◆ THE PROBLEM:
Copy out each line in the material below that has the word "ylabel".

Saved data entries
________________________________________

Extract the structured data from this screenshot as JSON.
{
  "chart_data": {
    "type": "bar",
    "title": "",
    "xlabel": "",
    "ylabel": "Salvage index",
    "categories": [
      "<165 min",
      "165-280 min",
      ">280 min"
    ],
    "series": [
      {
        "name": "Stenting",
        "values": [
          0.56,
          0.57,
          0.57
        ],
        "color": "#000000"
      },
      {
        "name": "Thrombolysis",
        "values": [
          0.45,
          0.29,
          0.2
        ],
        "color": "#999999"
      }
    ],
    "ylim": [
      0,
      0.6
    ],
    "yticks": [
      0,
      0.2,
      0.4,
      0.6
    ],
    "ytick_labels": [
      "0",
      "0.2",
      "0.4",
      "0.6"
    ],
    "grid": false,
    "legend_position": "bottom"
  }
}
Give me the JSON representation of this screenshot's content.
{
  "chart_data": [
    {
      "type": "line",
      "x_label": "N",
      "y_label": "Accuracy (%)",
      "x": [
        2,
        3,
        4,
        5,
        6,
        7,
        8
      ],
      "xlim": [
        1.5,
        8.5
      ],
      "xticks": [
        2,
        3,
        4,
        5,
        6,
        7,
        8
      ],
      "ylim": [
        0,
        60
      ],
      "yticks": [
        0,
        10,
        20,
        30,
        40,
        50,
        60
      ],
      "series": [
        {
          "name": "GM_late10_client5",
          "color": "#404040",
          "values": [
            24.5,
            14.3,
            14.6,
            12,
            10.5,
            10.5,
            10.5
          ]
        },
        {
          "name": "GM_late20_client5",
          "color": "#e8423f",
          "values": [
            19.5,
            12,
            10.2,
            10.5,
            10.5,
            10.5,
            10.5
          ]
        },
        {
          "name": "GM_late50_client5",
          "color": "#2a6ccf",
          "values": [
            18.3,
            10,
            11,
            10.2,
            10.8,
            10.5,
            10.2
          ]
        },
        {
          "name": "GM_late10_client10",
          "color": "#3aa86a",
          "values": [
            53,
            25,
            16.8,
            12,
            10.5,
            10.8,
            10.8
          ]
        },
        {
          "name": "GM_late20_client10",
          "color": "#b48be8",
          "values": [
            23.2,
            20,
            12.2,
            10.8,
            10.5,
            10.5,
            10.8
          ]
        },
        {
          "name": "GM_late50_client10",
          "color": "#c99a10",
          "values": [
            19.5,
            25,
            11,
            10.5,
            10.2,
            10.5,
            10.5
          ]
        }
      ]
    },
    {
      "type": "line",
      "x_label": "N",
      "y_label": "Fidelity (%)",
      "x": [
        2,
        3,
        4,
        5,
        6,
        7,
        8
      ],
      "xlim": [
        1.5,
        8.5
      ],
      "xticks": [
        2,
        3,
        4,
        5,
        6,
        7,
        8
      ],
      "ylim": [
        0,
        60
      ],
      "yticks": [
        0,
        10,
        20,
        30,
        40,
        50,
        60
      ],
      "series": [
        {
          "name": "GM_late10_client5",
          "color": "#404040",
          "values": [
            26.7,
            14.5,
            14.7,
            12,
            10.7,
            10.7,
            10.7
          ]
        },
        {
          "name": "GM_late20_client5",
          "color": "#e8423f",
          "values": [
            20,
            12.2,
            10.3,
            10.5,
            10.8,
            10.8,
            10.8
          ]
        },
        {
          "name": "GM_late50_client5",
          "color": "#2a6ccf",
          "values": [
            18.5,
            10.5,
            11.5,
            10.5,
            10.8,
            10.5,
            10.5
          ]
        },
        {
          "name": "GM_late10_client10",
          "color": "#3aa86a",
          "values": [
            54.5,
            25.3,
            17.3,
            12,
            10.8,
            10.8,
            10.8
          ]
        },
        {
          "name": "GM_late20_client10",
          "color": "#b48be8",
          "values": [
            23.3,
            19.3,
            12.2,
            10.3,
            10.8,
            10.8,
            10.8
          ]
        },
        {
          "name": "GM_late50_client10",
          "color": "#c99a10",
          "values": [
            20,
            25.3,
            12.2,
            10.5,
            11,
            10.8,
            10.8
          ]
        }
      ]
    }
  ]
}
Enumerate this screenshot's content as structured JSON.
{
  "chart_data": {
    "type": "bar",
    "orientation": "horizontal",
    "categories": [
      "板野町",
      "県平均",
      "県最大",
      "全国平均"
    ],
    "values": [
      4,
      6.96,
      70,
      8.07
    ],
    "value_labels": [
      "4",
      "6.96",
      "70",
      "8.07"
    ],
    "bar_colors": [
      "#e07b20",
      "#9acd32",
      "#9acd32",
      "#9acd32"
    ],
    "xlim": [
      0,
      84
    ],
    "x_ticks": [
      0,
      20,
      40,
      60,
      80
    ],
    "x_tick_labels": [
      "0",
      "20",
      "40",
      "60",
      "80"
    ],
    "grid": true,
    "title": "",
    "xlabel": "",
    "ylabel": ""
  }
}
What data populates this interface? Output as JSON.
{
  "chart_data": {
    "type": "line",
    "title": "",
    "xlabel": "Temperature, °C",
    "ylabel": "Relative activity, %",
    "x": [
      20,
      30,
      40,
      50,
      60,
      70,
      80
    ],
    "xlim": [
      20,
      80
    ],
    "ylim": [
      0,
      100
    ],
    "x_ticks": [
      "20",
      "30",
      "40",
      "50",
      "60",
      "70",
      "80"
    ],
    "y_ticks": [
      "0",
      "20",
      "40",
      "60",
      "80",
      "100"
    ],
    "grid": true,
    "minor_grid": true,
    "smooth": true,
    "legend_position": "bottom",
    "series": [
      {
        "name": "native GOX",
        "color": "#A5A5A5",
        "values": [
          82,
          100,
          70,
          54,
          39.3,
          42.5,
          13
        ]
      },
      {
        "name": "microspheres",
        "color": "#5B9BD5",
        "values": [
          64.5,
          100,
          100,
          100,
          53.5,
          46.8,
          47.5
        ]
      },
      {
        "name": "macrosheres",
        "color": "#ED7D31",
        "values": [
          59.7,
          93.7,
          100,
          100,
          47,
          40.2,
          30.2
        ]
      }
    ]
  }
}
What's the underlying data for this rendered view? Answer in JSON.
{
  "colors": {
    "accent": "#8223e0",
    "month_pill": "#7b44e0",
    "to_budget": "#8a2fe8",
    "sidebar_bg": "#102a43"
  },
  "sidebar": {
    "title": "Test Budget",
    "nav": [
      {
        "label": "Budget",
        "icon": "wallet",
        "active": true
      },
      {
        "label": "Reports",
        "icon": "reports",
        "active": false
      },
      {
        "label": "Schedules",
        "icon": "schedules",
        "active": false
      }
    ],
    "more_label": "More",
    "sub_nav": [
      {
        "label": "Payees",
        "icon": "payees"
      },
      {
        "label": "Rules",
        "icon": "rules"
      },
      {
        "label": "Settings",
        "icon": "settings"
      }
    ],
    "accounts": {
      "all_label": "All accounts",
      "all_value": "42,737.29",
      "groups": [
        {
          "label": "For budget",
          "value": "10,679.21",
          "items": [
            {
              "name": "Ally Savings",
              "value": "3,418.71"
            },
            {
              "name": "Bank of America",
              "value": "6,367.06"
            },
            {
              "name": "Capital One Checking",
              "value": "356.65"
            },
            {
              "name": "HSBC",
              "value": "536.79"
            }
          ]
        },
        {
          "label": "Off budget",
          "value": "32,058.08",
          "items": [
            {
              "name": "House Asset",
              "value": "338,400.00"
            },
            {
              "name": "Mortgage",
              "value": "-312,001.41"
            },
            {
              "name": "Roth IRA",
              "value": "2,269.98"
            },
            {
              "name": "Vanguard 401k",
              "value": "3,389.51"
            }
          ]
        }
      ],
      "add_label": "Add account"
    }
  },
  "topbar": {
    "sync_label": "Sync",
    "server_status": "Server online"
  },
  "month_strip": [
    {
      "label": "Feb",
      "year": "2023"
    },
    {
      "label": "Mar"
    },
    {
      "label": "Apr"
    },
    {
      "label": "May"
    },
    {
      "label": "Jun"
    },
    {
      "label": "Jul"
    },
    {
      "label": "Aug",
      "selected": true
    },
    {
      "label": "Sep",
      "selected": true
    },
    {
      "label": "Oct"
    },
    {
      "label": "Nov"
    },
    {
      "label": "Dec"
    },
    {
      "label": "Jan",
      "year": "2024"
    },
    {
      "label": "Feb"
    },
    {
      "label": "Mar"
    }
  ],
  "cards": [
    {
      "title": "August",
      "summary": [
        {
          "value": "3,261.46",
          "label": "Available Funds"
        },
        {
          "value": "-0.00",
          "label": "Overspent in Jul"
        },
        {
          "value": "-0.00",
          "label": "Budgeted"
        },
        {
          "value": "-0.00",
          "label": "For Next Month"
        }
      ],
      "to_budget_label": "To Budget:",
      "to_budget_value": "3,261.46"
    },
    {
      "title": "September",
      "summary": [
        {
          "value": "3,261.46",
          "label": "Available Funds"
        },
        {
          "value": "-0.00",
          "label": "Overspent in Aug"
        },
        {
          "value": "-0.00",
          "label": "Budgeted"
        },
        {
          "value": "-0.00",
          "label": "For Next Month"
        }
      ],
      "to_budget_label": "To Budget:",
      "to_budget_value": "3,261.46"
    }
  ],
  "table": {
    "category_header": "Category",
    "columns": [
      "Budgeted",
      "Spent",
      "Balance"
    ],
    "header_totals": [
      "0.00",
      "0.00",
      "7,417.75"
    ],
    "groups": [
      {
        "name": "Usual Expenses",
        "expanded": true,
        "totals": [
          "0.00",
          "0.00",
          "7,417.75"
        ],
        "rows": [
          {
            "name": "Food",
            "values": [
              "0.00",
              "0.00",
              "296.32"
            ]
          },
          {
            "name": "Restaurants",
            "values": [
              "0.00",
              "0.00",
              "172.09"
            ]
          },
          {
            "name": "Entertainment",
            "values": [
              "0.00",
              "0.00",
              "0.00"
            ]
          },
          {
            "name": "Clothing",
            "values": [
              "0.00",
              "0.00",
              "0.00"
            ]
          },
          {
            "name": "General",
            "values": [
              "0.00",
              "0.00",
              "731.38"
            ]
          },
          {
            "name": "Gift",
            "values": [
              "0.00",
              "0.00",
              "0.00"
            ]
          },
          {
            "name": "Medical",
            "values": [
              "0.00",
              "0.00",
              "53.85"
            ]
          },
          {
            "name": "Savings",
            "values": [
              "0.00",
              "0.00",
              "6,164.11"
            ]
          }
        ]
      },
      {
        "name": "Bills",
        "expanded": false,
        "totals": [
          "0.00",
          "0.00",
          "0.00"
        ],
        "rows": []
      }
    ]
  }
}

________________________________________

◆ TASK OUTPUT:
    "ylabel": "Salvage index",
    "ylabel": ""
    "ylabel": "Relative activity, %",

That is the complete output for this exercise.